*** TEXTE À LIRE ***

Le groupe angevin Lo’jo participait quant à lui pour la 3e fois au FEQ. Denis Péan et les cinq autres membres du groupe sont devenus au fil des ans un des combos français les plus présents à l’étranger. Ce "paysan angevin", comme il se définit lui-même, n’était pas sorti de sa campagne jusqu’à l’âge de 14 ans. Depuis lors, il s’est bien rattrapé et cela fait quinze ans qu’il parcourt le monde faisant plus de cent dates par an : "On rentre quelques fois à la maison pour composer, se reposer; on est très attaché à notre région. Nous sommes des nomades et des sédentaires car on n’a jamais bougé de cette région qui nous a vu naître. On a tous cette double identité qui doit faire notre caractère: être de quelque part et avoir acquis des idées partout". Denis Péan aime retrouver Québec et l’ambiance de ce festival si particulier, qui permet un brassage des cultures musicales unique en Amérique du Nord : "On a tissé ici des liens qui sous-tendent la sympathie. Ce qui m’enchante ici, c’est la dimension de la langue. Je suis passionné par le jonglage des mots, l’évolution d’une langue. J’aime bien cette langue qui est parlée ici différemment de chez nous, ce que je retrouve aussi en Afrique ou chez les Créoles. Moi-même, j’aime déformer la langue, jouer, jongler avec les mots".

***

D'après le texte sur Lo'jo, pour la combientième fois le groupe participait-il au FEQ ?

*** ENTRÉES ***

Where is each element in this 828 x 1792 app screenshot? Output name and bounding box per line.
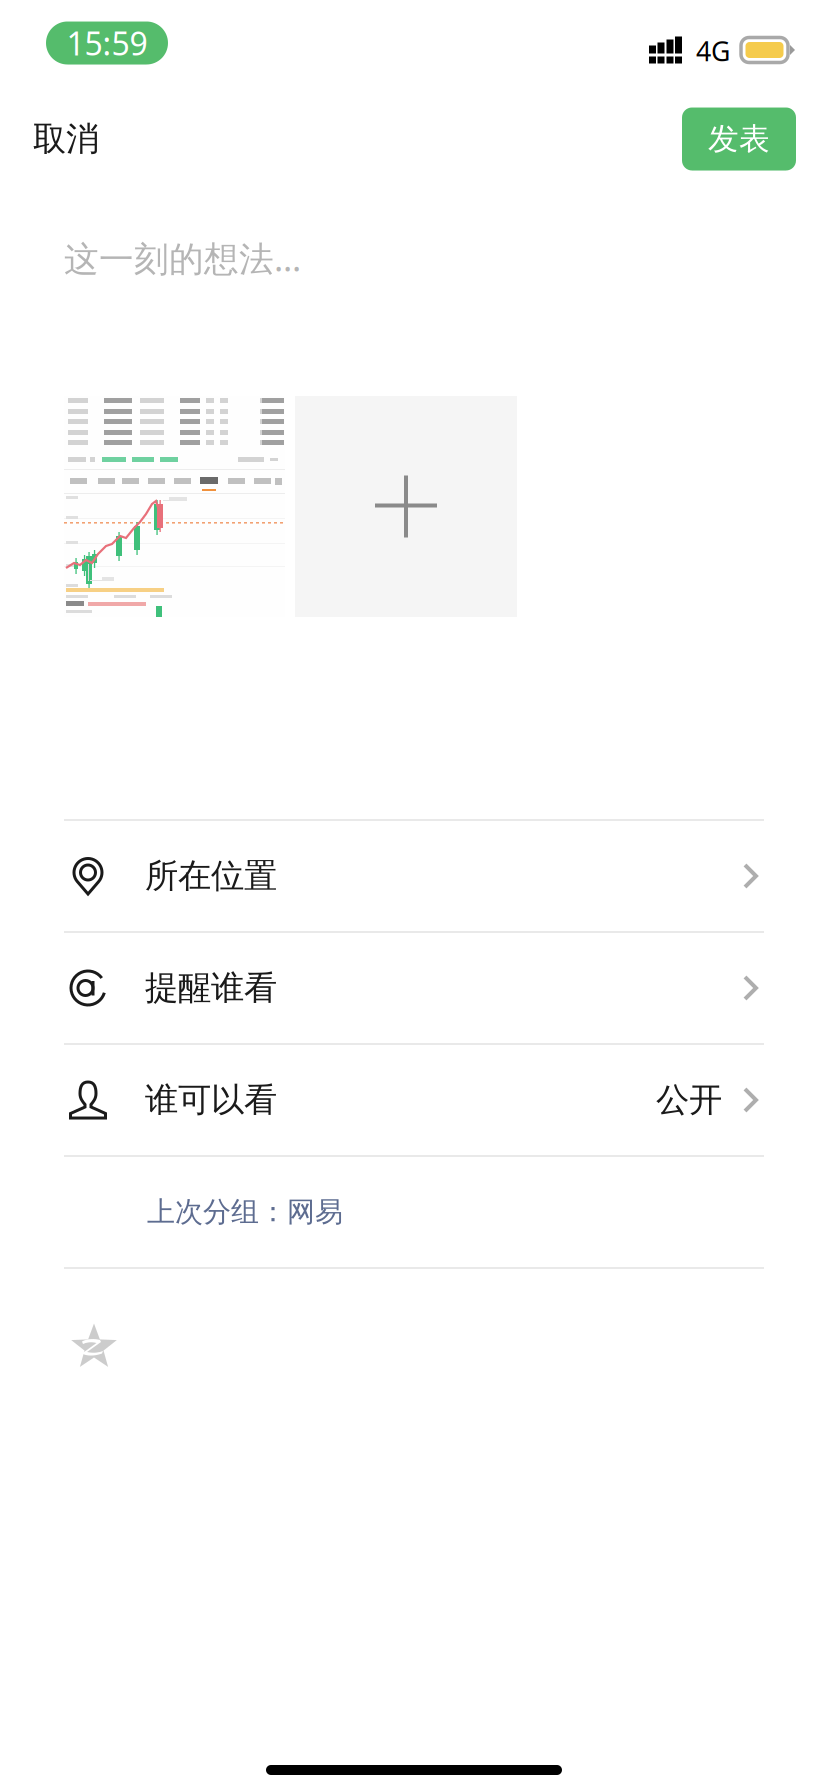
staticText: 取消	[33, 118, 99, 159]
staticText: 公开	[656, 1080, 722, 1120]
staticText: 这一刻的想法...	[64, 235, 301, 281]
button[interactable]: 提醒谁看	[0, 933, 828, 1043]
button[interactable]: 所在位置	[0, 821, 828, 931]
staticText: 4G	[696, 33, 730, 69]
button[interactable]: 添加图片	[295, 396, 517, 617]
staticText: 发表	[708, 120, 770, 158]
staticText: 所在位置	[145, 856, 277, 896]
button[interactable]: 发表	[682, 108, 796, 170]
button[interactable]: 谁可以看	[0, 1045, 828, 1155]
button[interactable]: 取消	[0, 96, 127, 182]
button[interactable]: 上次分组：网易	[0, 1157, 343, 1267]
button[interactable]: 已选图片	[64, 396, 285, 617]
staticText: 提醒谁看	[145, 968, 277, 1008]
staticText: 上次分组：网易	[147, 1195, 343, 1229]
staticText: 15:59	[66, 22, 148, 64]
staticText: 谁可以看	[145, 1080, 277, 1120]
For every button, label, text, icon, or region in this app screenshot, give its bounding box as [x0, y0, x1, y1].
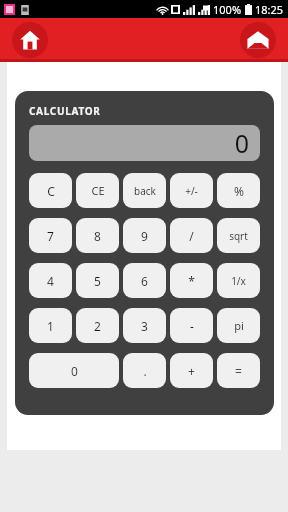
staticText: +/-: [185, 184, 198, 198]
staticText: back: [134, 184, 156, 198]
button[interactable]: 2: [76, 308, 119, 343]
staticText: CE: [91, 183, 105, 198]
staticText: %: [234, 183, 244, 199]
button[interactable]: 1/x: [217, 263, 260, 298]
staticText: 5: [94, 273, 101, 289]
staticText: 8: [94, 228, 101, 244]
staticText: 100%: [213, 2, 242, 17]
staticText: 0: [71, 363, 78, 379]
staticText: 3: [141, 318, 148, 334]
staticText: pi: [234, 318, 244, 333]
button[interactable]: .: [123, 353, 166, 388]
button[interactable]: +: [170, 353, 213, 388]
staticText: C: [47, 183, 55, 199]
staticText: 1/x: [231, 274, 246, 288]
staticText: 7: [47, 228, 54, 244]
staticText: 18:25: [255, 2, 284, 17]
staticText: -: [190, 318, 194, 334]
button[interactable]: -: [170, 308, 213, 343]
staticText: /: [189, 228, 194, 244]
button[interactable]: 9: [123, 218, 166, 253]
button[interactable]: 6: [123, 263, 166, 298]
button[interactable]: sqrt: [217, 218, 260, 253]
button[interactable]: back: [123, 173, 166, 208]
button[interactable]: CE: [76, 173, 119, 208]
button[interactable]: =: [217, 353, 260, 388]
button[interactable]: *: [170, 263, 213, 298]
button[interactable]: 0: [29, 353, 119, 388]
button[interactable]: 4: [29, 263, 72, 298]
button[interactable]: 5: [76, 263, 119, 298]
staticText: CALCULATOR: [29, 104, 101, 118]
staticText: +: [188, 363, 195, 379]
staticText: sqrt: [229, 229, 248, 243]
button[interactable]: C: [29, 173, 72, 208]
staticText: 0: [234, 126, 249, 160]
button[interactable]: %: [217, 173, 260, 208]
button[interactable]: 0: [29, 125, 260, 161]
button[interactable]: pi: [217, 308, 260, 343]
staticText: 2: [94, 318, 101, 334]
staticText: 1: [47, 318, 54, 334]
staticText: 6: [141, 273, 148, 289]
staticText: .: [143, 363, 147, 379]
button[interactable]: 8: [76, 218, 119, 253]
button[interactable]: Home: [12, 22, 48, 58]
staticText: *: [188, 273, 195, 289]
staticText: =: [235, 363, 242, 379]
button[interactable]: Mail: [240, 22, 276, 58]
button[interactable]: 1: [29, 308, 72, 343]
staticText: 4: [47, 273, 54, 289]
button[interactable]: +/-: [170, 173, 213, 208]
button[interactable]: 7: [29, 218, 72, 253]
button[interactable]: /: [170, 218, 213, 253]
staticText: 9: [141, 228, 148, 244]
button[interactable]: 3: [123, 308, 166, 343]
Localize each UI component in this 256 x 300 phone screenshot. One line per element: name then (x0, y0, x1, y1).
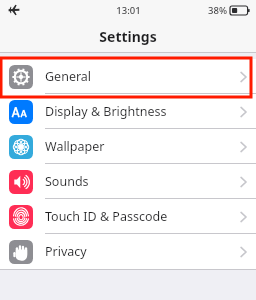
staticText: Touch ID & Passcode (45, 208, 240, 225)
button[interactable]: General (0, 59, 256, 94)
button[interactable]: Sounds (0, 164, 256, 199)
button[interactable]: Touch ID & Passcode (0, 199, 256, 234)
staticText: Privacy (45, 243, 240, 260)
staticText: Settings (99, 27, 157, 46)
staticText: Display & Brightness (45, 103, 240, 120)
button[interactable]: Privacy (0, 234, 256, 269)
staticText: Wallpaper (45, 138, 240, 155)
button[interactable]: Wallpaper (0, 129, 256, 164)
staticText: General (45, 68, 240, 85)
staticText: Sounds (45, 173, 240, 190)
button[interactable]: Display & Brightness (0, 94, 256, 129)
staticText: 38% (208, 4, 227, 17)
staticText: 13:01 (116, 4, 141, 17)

***

TRAVAIL RÉALISÉ |
Pour la 3e fois.